TASK BRIEF = Find each line with the word "waveform" and state how many there are, nothing more.

DATASET EXTRACT =
——————

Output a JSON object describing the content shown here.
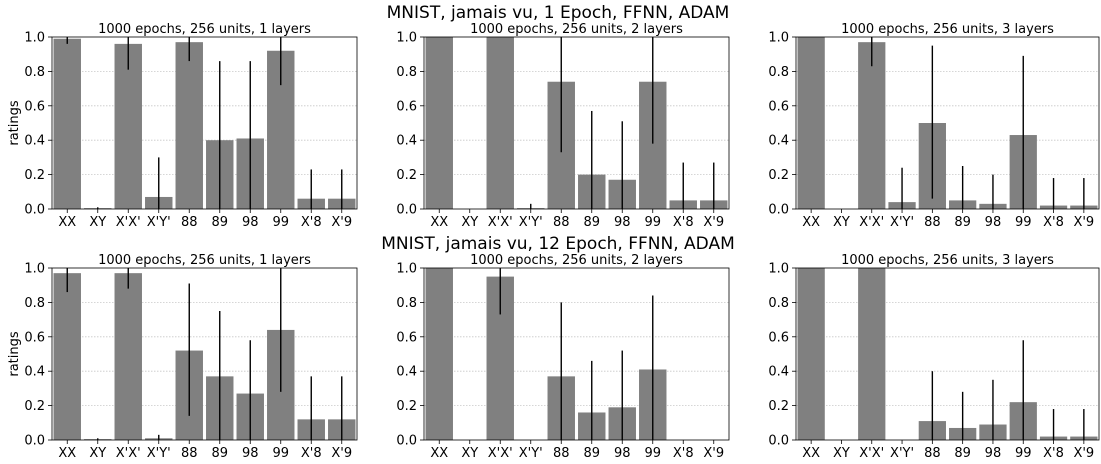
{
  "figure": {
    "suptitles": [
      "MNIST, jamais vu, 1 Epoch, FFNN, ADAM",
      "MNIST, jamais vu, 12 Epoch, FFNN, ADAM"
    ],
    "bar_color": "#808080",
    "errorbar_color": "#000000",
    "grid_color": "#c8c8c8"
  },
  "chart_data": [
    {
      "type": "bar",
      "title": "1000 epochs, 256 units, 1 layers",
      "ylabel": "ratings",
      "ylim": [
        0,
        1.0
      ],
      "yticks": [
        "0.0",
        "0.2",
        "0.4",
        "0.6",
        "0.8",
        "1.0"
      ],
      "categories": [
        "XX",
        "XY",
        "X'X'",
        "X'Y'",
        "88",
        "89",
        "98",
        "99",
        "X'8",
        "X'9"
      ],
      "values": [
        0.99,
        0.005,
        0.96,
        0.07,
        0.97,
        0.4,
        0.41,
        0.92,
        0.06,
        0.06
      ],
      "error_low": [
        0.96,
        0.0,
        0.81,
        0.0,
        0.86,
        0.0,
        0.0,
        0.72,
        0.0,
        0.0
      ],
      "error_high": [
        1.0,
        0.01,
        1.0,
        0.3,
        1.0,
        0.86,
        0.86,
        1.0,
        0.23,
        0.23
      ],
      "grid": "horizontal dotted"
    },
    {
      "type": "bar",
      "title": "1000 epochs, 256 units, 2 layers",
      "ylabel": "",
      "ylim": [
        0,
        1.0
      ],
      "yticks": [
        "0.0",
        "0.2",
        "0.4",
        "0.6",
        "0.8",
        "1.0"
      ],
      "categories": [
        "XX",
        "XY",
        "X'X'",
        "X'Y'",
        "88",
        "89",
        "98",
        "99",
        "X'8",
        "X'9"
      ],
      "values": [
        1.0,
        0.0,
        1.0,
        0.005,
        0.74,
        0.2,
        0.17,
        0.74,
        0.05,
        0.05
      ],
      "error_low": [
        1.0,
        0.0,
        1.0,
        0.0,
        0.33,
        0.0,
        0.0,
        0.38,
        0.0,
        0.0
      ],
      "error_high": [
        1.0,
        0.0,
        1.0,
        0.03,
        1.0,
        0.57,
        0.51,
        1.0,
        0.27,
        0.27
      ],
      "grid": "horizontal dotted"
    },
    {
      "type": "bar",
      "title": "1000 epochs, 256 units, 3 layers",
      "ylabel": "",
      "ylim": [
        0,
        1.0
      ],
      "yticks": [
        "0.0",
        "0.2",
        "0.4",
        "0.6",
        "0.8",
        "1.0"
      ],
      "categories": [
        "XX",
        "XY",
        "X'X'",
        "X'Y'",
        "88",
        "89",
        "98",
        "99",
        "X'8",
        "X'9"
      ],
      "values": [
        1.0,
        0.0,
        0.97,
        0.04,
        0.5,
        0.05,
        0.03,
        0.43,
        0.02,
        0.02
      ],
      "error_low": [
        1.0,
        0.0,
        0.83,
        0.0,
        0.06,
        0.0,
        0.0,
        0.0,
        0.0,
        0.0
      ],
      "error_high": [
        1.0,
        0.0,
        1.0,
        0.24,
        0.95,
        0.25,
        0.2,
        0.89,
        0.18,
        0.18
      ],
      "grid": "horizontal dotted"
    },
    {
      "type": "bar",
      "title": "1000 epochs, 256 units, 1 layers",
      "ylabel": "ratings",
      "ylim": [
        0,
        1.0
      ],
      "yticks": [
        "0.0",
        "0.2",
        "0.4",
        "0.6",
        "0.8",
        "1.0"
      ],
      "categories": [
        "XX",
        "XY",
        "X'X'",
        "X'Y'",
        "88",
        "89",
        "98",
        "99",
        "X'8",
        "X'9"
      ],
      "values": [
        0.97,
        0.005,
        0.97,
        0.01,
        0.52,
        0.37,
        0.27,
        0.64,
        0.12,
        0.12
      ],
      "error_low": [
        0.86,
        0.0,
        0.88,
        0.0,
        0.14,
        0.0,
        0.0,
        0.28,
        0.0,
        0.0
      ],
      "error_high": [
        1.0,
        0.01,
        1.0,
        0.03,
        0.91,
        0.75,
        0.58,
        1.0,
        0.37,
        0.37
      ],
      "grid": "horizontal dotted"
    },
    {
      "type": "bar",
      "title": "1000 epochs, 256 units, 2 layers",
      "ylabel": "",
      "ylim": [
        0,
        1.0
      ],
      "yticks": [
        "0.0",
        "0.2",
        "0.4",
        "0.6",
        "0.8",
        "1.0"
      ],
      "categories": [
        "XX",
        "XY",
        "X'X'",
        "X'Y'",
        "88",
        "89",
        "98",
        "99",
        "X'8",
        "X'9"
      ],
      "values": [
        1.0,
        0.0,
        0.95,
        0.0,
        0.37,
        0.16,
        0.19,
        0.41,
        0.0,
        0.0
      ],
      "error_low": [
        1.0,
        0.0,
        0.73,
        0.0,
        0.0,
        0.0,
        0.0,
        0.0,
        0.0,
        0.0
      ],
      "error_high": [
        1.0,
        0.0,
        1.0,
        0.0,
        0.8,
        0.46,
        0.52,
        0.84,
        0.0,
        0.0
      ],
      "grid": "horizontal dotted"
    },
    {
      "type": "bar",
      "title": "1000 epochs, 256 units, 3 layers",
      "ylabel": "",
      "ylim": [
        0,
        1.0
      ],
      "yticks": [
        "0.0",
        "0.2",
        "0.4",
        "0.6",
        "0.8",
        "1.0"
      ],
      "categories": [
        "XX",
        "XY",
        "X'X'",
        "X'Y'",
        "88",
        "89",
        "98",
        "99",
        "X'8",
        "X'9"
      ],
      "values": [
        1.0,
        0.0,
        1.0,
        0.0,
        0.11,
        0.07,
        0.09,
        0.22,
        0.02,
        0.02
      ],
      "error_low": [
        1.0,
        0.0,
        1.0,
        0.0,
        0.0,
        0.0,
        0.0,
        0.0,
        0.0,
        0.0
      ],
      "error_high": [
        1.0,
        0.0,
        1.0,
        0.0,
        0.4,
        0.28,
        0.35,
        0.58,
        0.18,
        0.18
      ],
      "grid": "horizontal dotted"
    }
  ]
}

——————

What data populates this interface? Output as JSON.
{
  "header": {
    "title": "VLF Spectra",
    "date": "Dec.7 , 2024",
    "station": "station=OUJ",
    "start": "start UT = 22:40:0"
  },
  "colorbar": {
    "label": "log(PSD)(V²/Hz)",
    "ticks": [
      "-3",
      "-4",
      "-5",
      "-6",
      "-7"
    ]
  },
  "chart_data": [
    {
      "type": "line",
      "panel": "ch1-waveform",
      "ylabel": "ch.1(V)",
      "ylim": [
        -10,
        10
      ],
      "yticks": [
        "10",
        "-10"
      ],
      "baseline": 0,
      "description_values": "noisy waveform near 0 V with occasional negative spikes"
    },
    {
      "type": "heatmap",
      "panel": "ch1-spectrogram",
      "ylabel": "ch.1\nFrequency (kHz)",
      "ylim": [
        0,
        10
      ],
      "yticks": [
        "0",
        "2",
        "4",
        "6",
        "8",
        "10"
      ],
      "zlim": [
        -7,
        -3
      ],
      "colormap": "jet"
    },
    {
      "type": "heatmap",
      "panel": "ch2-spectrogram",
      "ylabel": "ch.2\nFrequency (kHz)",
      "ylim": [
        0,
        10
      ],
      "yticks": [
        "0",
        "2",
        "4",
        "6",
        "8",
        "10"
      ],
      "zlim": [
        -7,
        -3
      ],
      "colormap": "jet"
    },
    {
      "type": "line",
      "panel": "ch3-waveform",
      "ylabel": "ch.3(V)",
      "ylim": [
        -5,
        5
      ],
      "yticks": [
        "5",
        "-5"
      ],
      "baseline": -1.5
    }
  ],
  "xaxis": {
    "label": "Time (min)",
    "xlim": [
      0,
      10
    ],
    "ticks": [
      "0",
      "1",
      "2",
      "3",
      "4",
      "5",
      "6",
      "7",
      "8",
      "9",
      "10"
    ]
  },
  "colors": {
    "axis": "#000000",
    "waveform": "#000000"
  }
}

——————

SOLUTION TO THE PROBLEM = 4